* **Source material**
──────
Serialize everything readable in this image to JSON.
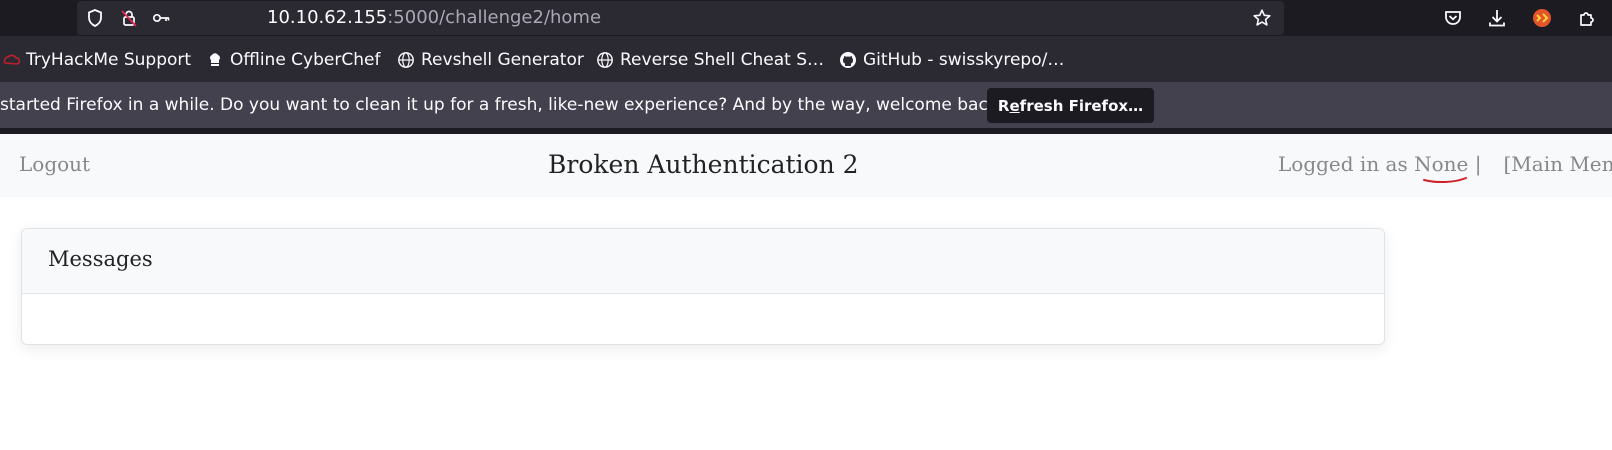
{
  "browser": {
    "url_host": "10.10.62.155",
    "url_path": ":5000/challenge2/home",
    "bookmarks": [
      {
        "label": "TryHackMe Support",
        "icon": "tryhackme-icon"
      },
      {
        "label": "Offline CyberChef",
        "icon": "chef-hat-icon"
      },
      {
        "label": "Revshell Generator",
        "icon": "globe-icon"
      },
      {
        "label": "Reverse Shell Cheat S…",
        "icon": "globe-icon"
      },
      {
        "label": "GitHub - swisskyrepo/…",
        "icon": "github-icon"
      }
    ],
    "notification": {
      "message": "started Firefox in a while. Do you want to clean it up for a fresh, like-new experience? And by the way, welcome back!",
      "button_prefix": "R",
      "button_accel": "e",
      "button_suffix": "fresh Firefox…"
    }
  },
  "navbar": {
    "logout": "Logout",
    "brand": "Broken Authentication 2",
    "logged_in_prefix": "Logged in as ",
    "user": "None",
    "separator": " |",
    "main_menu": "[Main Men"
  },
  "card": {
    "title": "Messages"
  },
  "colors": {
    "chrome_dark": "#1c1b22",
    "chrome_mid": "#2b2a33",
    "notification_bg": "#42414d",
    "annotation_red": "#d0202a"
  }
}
──────
* **Stated problem**
Set down every entry word for word, but omit the pictures.

* **Exercise response**
Serialize everything readable in this image to JSON.
{
  "browser": {
    "url_host": "10.10.62.155",
    "url_path": ":5000/challenge2/home",
    "bookmarks": [
      {
        "label": "TryHackMe Support",
        "icon": "tryhackme-icon"
      },
      {
        "label": "Offline CyberChef",
        "icon": "chef-hat-icon"
      },
      {
        "label": "Revshell Generator",
        "icon": "globe-icon"
      },
      {
        "label": "Reverse Shell Cheat S…",
        "icon": "globe-icon"
      },
      {
        "label": "GitHub - swisskyrepo/…",
        "icon": "github-icon"
      }
    ],
    "notification": {
      "message": "started Firefox in a while. Do you want to clean it up for a fresh, like-new experience? And by the way, welcome back!",
      "button_prefix": "R",
      "button_accel": "e",
      "button_suffix": "fresh Firefox…"
    }
  },
  "navbar": {
    "logout": "Logout",
    "brand": "Broken Authentication 2",
    "logged_in_prefix": "Logged in as ",
    "user": "None",
    "separator": " |",
    "main_menu": "[Main Men"
  },
  "card": {
    "title": "Messages"
  },
  "colors": {
    "chrome_dark": "#1c1b22",
    "chrome_mid": "#2b2a33",
    "notification_bg": "#42414d",
    "annotation_red": "#d0202a"
  }
}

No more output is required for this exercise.